▶ _The exercise_
Keep every line where the word "addr" appears; drop the rest.

─── Data for this task

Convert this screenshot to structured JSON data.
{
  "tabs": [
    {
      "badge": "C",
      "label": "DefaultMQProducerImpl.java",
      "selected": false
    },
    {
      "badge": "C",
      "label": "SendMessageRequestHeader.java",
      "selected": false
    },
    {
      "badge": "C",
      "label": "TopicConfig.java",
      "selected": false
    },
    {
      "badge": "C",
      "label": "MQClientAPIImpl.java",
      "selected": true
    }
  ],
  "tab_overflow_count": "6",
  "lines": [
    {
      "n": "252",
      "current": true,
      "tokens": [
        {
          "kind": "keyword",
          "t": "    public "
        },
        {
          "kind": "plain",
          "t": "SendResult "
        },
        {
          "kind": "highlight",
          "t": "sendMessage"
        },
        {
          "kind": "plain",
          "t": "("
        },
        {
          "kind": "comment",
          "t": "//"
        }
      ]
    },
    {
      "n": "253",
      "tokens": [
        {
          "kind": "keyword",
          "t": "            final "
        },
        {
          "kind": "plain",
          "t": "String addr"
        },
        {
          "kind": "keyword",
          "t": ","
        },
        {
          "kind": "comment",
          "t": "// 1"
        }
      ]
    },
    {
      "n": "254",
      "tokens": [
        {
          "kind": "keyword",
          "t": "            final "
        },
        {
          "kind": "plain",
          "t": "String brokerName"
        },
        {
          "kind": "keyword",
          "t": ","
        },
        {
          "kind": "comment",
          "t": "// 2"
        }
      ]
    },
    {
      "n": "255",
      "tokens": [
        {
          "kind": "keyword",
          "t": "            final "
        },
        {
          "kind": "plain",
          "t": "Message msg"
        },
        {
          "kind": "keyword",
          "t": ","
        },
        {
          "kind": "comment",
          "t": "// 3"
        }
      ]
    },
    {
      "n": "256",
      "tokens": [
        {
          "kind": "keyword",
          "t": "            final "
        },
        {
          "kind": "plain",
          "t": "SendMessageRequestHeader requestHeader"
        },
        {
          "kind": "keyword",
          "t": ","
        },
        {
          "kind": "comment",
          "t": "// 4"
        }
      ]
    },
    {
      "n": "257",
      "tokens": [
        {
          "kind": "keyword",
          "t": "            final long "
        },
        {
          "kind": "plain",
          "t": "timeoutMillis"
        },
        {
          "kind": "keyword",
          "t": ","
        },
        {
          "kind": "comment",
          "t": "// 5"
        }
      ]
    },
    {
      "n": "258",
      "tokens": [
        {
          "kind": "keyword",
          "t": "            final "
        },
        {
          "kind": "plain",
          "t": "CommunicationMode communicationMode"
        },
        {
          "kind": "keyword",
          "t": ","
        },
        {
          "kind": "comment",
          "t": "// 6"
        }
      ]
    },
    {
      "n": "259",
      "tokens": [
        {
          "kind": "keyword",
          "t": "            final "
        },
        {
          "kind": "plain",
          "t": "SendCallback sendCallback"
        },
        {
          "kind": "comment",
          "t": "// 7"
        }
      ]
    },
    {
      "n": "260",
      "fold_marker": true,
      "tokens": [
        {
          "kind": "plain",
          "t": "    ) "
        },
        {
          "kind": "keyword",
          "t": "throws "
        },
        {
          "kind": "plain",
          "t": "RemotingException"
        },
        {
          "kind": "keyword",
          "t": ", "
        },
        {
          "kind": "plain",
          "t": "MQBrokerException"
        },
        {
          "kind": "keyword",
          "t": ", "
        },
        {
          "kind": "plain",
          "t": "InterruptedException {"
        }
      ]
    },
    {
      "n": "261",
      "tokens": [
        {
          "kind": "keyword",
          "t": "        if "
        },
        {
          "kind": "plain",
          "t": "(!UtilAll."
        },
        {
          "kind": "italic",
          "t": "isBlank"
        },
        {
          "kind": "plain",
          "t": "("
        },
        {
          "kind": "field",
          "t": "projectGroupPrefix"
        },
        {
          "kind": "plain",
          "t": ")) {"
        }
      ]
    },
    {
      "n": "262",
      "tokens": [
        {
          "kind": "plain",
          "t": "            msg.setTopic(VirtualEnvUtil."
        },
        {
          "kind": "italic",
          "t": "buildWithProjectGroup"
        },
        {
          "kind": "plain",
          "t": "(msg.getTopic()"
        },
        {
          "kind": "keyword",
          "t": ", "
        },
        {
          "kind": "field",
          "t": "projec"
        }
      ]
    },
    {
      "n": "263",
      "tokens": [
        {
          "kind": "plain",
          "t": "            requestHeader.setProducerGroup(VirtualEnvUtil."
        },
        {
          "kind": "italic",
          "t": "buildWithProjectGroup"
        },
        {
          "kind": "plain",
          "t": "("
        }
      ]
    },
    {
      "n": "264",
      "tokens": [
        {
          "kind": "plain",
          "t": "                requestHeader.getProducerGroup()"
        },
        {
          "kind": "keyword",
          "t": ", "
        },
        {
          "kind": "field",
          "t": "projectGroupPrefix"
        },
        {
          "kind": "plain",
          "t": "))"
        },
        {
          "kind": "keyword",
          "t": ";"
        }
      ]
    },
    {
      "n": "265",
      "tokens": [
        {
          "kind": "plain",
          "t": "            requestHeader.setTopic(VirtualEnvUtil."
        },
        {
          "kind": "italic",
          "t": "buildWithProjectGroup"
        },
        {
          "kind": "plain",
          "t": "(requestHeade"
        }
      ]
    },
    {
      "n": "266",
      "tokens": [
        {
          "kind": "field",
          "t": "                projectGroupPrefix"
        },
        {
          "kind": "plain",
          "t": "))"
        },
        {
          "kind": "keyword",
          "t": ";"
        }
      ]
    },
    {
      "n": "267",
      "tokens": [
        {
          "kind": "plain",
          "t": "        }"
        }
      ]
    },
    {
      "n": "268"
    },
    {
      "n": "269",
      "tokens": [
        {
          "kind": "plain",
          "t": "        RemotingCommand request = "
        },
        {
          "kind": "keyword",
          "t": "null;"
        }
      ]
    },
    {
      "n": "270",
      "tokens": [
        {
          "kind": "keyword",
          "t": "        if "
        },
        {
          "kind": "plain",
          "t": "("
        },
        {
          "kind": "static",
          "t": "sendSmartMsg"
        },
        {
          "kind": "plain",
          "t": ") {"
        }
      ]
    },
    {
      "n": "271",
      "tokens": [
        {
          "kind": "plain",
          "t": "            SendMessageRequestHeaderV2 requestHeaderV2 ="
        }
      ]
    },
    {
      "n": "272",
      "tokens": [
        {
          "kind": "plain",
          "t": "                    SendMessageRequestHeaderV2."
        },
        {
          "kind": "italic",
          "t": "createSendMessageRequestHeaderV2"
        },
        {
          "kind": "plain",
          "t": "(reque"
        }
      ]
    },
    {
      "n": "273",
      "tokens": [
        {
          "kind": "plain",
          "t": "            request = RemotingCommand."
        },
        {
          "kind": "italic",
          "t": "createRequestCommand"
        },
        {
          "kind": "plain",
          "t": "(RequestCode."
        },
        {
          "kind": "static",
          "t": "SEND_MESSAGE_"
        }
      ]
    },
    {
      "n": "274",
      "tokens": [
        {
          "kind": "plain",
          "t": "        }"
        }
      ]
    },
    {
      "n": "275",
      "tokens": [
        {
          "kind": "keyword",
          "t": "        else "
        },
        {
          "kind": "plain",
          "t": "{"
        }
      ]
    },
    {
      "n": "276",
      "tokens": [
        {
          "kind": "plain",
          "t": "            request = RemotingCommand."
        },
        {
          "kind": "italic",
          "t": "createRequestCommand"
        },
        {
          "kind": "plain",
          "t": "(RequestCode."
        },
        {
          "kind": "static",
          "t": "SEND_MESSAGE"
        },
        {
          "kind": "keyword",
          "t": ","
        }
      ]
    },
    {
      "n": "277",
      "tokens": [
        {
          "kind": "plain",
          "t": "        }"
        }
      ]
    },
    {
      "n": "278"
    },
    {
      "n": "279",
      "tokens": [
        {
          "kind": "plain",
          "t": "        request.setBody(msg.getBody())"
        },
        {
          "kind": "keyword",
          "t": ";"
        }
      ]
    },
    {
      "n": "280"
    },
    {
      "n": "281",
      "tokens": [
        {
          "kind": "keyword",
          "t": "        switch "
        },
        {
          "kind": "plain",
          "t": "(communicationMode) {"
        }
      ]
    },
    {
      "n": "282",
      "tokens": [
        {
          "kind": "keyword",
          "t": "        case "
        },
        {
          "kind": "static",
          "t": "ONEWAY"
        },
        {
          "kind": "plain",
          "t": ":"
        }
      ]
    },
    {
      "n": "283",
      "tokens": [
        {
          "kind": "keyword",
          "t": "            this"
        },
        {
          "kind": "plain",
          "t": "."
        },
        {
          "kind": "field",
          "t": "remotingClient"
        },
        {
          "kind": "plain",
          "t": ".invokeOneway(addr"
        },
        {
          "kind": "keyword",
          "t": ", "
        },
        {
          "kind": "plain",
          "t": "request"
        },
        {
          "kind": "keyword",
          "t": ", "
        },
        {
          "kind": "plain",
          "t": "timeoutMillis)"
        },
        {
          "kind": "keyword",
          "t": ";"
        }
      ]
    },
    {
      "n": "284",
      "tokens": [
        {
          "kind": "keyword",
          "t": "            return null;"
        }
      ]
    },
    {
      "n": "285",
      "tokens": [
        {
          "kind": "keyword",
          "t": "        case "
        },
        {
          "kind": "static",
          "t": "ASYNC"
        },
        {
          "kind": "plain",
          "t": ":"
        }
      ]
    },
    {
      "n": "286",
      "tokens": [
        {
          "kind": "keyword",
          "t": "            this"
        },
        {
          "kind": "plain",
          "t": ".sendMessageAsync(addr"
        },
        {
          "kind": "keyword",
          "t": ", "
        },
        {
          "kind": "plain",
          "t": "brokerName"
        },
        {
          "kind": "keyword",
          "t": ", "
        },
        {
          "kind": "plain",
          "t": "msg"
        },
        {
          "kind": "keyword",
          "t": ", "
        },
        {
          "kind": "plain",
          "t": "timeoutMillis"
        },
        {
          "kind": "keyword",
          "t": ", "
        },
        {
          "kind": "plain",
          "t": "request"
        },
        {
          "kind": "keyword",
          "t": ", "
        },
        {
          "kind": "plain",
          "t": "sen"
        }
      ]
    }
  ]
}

──────

▶ _Final result_
          "t": "String addr"
          "t": ".invokeOneway(addr"
          "t": ".sendMessageAsync(addr"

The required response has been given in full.